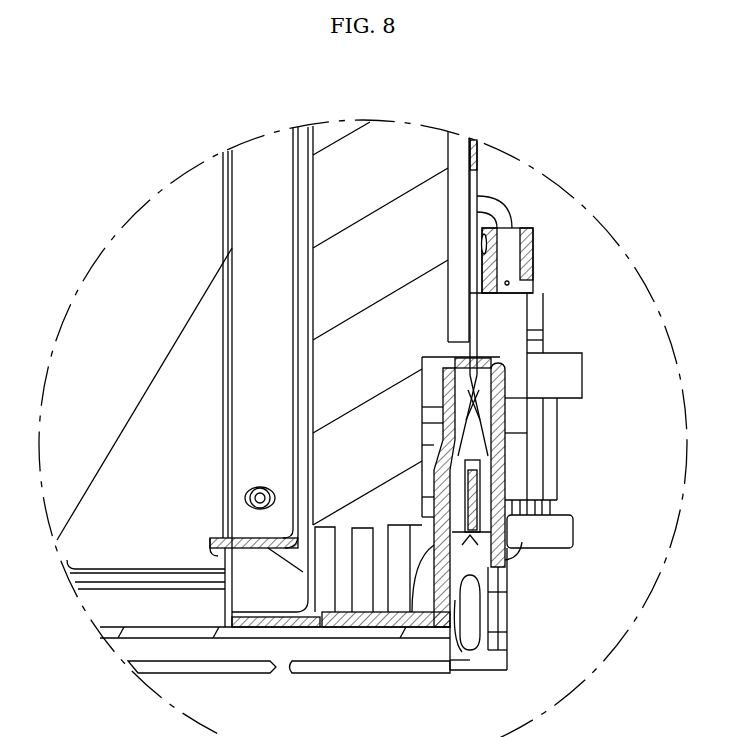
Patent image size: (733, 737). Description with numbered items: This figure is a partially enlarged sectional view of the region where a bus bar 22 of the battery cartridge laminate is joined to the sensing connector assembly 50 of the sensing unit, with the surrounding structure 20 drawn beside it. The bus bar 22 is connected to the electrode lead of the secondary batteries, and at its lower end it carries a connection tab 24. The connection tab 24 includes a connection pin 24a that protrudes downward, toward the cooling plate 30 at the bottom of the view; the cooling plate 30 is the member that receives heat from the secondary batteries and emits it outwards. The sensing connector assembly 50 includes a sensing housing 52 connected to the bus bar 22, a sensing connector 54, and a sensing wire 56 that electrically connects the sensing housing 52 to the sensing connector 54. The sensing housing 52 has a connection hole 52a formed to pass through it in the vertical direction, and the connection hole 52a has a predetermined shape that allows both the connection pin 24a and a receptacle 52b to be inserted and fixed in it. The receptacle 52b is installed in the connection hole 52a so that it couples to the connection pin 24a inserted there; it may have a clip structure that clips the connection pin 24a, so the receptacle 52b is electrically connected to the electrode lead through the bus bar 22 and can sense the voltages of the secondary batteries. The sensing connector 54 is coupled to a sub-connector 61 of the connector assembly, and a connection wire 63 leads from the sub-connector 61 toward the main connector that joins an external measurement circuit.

The door panel 20 is at (390, 140).
The bus bar 22 is at (462, 150).
The connection tab 24 is at (478, 222).
The connection pin 24a is at (480, 318).
The cooling plate 30 is at (325, 634).
The sensing connector assembly 50 is at (530, 615).
The sensing housing 52 is at (497, 467).
The connection hole 52a is at (474, 362).
The receptacle 52b is at (500, 398).
The sensing connector 54 is at (572, 530).
The sensing wire 56 is at (470, 640).
The sub-connector 61 is at (552, 481).
The connection wire 63 is at (508, 228).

=== WHAT YOU HAVE TO DO ===
Update the lines above so that "battery cartridge laminate" reads "battery cartridge stack" and nothing else changes. Leave out the pictures.

=== RESPONSE ===
Patent image size: (733, 737). Description with numbered items: This figure is a partially enlarged sectional view of the region where a bus bar 22 of the battery cartridge stack is joined to the sensing connector assembly 50 of the sensing unit, with the surrounding structure 20 drawn beside it. The bus bar 22 is connected to the electrode lead of the secondary batteries, and at its lower end it carries a connection tab 24. The connection tab 24 includes a connection pin 24a that protrudes downward, toward the cooling plate 30 at the bottom of the view; the cooling plate 30 is the member that receives heat from the secondary batteries and emits it outwards. The sensing connector assembly 50 includes a sensing housing 52 connected to the bus bar 22, a sensing connector 54, and a sensing wire 56 that electrically connects the sensing housing 52 to the sensing connector 54. The sensing housing 52 has a connection hole 52a formed to pass through it in the vertical direction, and the connection hole 52a has a predetermined shape that allows both the connection pin 24a and a receptacle 52b to be inserted and fixed in it. The receptacle 52b is installed in the connection hole 52a so that it couples to the connection pin 24a inserted there; it may have a clip structure that clips the connection pin 24a, so the receptacle 52b is electrically connected to the electrode lead through the bus bar 22 and can sense the voltages of the secondary batteries. The sensing connector 54 is coupled to a sub-connector 61 of the connector assembly, and a connection wire 63 leads from the sub-connector 61 toward the main connector that joins an external measurement circuit.

The door panel 20 is at (390, 140).
The bus bar 22 is at (462, 150).
The connection tab 24 is at (478, 222).
The connection pin 24a is at (480, 318).
The cooling plate 30 is at (325, 634).
The sensing connector assembly 50 is at (530, 615).
The sensing housing 52 is at (497, 467).
The connection hole 52a is at (474, 362).
The receptacle 52b is at (500, 398).
The sensing connector 54 is at (572, 530).
The sensing wire 56 is at (470, 640).
The sub-connector 61 is at (552, 481).
The connection wire 63 is at (508, 228).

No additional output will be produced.